[WHAT IS BEING ASKED]
Show each line that has the string "obtaining" in it.

=== RECORDS TO USE ===

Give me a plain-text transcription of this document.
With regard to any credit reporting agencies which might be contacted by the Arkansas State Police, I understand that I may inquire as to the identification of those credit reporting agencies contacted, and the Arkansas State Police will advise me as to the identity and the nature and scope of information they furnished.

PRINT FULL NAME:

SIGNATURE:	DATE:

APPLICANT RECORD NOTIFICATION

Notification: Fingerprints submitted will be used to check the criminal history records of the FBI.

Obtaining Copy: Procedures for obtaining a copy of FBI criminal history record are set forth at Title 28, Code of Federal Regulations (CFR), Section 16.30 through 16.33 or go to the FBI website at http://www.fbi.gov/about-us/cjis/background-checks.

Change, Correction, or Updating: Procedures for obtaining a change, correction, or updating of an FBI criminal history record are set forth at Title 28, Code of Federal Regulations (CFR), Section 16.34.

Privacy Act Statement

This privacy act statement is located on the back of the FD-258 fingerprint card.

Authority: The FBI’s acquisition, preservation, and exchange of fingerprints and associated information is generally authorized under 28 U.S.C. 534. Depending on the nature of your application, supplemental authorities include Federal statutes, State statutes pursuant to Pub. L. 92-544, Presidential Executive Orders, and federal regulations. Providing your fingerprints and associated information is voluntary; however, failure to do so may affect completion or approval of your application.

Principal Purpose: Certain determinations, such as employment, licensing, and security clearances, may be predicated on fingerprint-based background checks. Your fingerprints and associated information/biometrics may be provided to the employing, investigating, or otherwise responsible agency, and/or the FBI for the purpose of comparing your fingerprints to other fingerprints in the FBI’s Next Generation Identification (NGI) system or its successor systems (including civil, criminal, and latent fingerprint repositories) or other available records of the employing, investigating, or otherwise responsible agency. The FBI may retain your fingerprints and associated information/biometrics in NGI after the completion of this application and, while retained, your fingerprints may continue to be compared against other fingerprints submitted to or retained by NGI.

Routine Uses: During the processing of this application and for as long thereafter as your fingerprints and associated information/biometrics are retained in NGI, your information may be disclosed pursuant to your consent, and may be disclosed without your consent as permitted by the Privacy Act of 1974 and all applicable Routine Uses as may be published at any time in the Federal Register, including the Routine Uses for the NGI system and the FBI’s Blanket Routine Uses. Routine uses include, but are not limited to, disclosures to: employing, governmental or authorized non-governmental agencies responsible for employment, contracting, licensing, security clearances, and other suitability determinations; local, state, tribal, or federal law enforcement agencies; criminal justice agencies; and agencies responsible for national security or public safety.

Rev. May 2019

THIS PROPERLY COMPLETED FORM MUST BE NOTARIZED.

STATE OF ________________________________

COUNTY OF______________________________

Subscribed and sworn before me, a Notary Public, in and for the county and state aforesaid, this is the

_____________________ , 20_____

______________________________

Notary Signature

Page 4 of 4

===
=== RECORDS TO USE ===

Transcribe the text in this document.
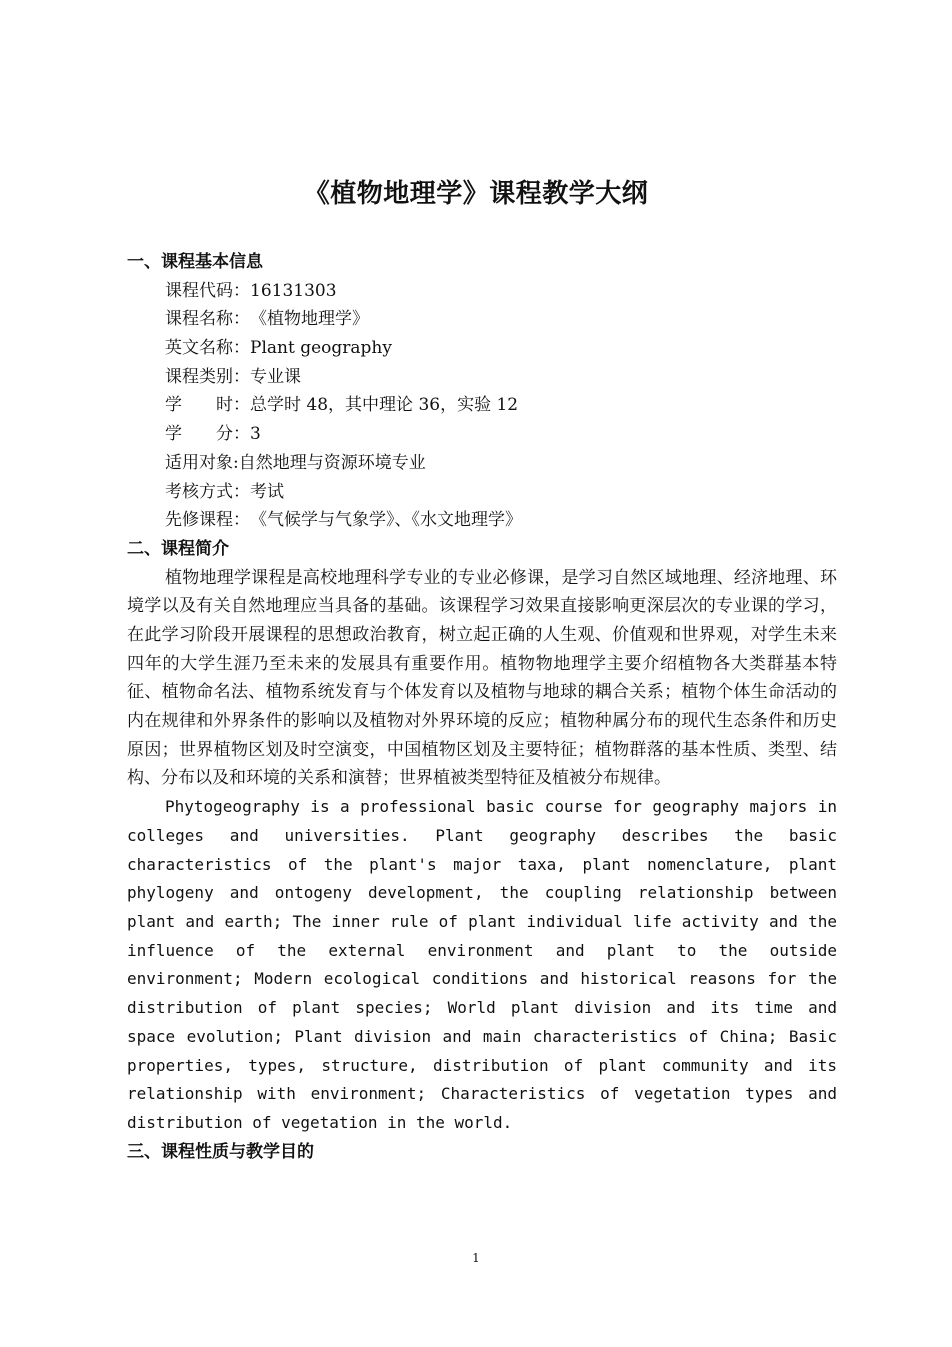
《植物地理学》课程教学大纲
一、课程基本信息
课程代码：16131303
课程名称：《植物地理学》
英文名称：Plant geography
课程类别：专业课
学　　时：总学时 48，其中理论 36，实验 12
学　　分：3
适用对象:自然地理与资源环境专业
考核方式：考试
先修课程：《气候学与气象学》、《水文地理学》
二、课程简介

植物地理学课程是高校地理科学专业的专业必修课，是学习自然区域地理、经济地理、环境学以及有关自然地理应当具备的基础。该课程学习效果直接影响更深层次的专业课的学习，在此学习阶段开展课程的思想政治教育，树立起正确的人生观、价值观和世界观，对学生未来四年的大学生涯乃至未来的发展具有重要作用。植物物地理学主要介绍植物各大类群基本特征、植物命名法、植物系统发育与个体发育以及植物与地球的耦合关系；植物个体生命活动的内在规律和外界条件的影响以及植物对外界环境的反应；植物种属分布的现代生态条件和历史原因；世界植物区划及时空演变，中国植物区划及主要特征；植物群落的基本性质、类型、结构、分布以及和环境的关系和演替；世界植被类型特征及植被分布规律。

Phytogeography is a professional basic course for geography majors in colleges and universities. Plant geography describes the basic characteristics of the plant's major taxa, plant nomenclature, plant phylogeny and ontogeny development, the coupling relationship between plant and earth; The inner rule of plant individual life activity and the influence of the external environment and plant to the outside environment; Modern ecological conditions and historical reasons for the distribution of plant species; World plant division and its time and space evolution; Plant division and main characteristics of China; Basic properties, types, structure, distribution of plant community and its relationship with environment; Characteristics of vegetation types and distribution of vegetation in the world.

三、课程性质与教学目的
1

===

[THE OUTPUT]
Obtaining Copy: Procedures for obtaining a copy of FBI criminal history record are set forth at Title 28, Code of Federal Regulations (CFR), Section 16.30 through 16.33 or go to the FBI website at http://www.fbi.gov/about-us/cjis/background-checks.
Change, Correction, or Updating: Procedures for obtaining a change, correction, or updating of an FBI criminal history record are set forth at Title 28, Code of Federal Regulations (CFR), Section 16.34.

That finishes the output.